## Material for the task

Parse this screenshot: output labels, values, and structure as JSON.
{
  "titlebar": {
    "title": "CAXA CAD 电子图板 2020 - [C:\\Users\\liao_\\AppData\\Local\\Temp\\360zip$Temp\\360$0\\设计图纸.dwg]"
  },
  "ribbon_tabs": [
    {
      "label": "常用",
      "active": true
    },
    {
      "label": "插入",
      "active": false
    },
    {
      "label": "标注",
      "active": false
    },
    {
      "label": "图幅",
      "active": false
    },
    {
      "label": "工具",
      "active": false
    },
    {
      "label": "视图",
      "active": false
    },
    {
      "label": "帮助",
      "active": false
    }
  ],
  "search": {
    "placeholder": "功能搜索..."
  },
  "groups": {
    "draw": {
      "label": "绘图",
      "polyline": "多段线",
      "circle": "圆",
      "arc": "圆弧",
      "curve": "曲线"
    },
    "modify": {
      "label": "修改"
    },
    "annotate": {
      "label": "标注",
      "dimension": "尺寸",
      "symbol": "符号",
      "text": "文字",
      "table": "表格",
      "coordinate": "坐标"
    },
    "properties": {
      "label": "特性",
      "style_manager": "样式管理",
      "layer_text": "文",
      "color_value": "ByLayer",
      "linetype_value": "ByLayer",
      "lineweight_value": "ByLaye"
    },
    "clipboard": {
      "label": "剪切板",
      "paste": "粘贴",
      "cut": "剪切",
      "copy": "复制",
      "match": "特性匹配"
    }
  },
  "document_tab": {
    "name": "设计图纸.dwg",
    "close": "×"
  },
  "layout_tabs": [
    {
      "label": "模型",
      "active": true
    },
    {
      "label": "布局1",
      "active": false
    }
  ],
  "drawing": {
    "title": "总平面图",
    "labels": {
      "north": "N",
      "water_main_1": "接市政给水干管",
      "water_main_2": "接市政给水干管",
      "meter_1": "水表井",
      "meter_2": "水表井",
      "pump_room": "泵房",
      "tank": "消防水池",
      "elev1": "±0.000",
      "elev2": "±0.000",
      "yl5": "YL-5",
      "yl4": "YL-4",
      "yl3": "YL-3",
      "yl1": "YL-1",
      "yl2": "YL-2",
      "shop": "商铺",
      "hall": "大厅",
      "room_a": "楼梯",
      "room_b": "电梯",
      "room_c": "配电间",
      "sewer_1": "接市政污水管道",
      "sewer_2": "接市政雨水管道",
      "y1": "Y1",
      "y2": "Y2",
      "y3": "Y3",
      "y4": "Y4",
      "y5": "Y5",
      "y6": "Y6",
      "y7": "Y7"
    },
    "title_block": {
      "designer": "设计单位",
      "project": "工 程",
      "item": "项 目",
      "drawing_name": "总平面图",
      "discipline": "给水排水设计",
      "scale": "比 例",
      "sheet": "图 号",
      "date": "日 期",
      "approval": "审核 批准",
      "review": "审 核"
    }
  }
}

## Problem to solve
Using the listing above, gather each line that holds the string "设计图纸" and copy it.

## Solved problem
    "title": "CAXA CAD 电子图板 2020 - [C:\\Users\\liao_\\AppData\\Local\\Temp\\360zip$Temp\\360$0\\设计图纸.dwg]"
    "name": "设计图纸.dwg",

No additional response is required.